[Saved entries]
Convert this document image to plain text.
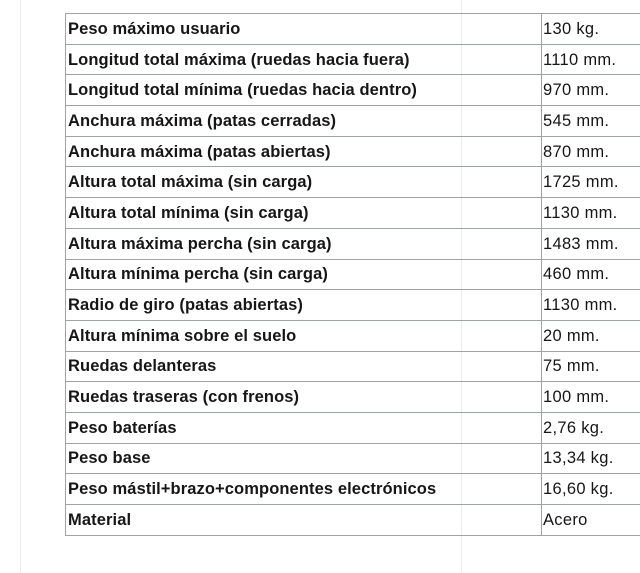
Peso máximo usuario	130 kg.
Longitud total máxima (ruedas hacia fuera)	1110 mm.
Longitud total mínima (ruedas hacia dentro)	970 mm.
Anchura máxima (patas cerradas)	545 mm.
Anchura máxima (patas abiertas)	870 mm.
Altura total máxima (sin carga)	1725 mm.
Altura total mínima (sin carga)	1130 mm.
Altura máxima percha (sin carga)	1483 mm.
Altura mínima percha (sin carga)	460 mm.
Radio de giro (patas abiertas)	1130 mm.
Altura mínima sobre el suelo	20 mm.
Ruedas delanteras	75 mm.
Ruedas traseras (con frenos)	100 mm.
Peso baterías	2,76 kg.
Peso base	13,34 kg.
Peso mástil+brazo+componentes electrónicos	16,60 kg.
Material	Acero
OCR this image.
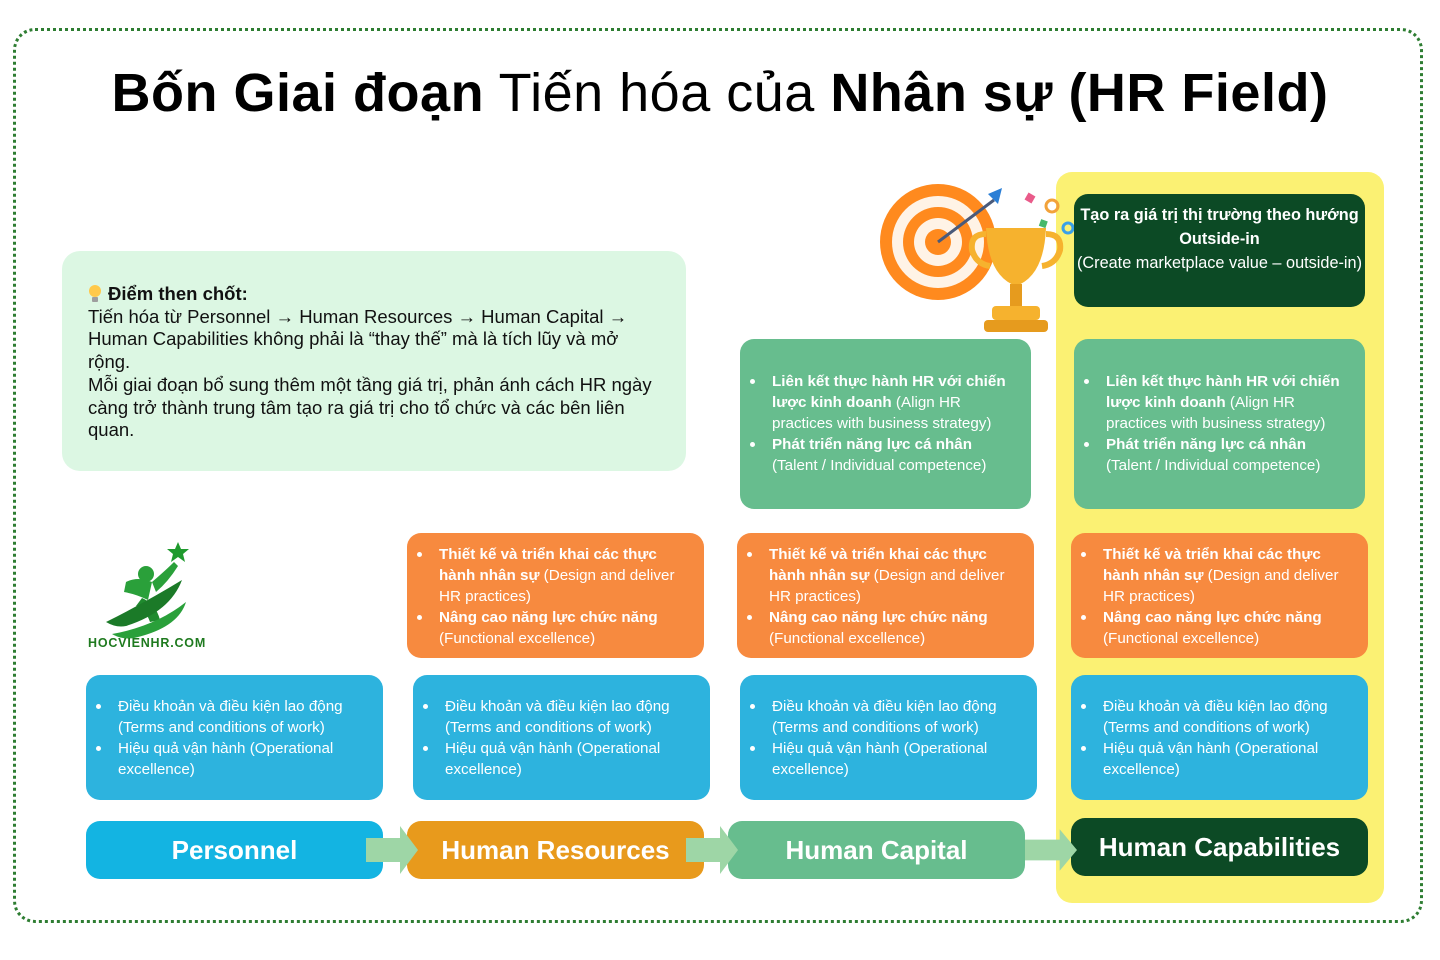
Bốn Giai đoạn Tiến hóa của Nhân sự (HR Field)
Điểm then chốt:
Tiến hóa từ Personnel → Human Resources → Human Capital → Human Capabilities không phải là “thay thế” mà là tích lũy và mở rộng.
Mỗi giai đoạn bổ sung thêm một tầng giá trị, phản ánh cách HR ngày càng trở thành trung tâm tạo ra giá trị cho tổ chức và các bên liên quan.
HOCVIENHR.COM
Tạo ra giá trị thị trường theo hướng Outside-in
(Create marketplace value – outside-in)
Liên kết thực hành HR với chiến lược kinh doanh (Align HR practices with business strategy)
Phát triển năng lực cá nhân (Talent / Individual competence)
Liên kết thực hành HR với chiến lược kinh doanh (Align HR practices with business strategy)
Phát triển năng lực cá nhân (Talent / Individual competence)
Thiết kế và triển khai các thực hành nhân sự (Design and deliver HR practices)
Nâng cao năng lực chức năng (Functional excellence)
Thiết kế và triển khai các thực hành nhân sự (Design and deliver HR practices)
Nâng cao năng lực chức năng (Functional excellence)
Thiết kế và triển khai các thực hành nhân sự (Design and deliver HR practices)
Nâng cao năng lực chức năng (Functional excellence)
Điều khoản và điều kiện lao động (Terms and conditions of work)
Hiệu quả vận hành (Operational excellence)
Điều khoản và điều kiện lao động (Terms and conditions of work)
Hiệu quả vận hành (Operational excellence)
Điều khoản và điều kiện lao động (Terms and conditions of work)
Hiệu quả vận hành (Operational excellence)
Điều khoản và điều kiện lao động (Terms and conditions of work)
Hiệu quả vận hành (Operational excellence)
Personnel	Human Resources	Human Capital	Human Capabilities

* **Objective**: Reproduce verbatim, and only, the lines starting at the one that contains "OCR this image." and ending with the final line of the records; leave out the pictures.

* **The output**:
OCR this image.
Bốn Giai đoạn Tiến hóa của Nhân sự (HR Field)
Điểm then chốt:
Tiến hóa từ Personnel → Human Resources → Human Capital → Human Capabilities không phải là “thay thế” mà là tích lũy và mở rộng.
Mỗi giai đoạn bổ sung thêm một tầng giá trị, phản ánh cách HR ngày càng trở thành trung tâm tạo ra giá trị cho tổ chức và các bên liên quan.
HOCVIENHR.COM
Tạo ra giá trị thị trường theo hướng Outside-in
(Create marketplace value – outside-in)
Liên kết thực hành HR với chiến lược kinh doanh (Align HR practices with business strategy)
Phát triển năng lực cá nhân (Talent / Individual competence)
Liên kết thực hành HR với chiến lược kinh doanh (Align HR practices with business strategy)
Phát triển năng lực cá nhân (Talent / Individual competence)
Thiết kế và triển khai các thực hành nhân sự (Design and deliver HR practices)
Nâng cao năng lực chức năng (Functional excellence)
Thiết kế và triển khai các thực hành nhân sự (Design and deliver HR practices)
Nâng cao năng lực chức năng (Functional excellence)
Thiết kế và triển khai các thực hành nhân sự (Design and deliver HR practices)
Nâng cao năng lực chức năng (Functional excellence)
Điều khoản và điều kiện lao động (Terms and conditions of work)
Hiệu quả vận hành (Operational excellence)
Điều khoản và điều kiện lao động (Terms and conditions of work)
Hiệu quả vận hành (Operational excellence)
Điều khoản và điều kiện lao động (Terms and conditions of work)
Hiệu quả vận hành (Operational excellence)
Điều khoản và điều kiện lao động (Terms and conditions of work)
Hiệu quả vận hành (Operational excellence)
Personnel	Human Resources	Human Capital	Human Capabilities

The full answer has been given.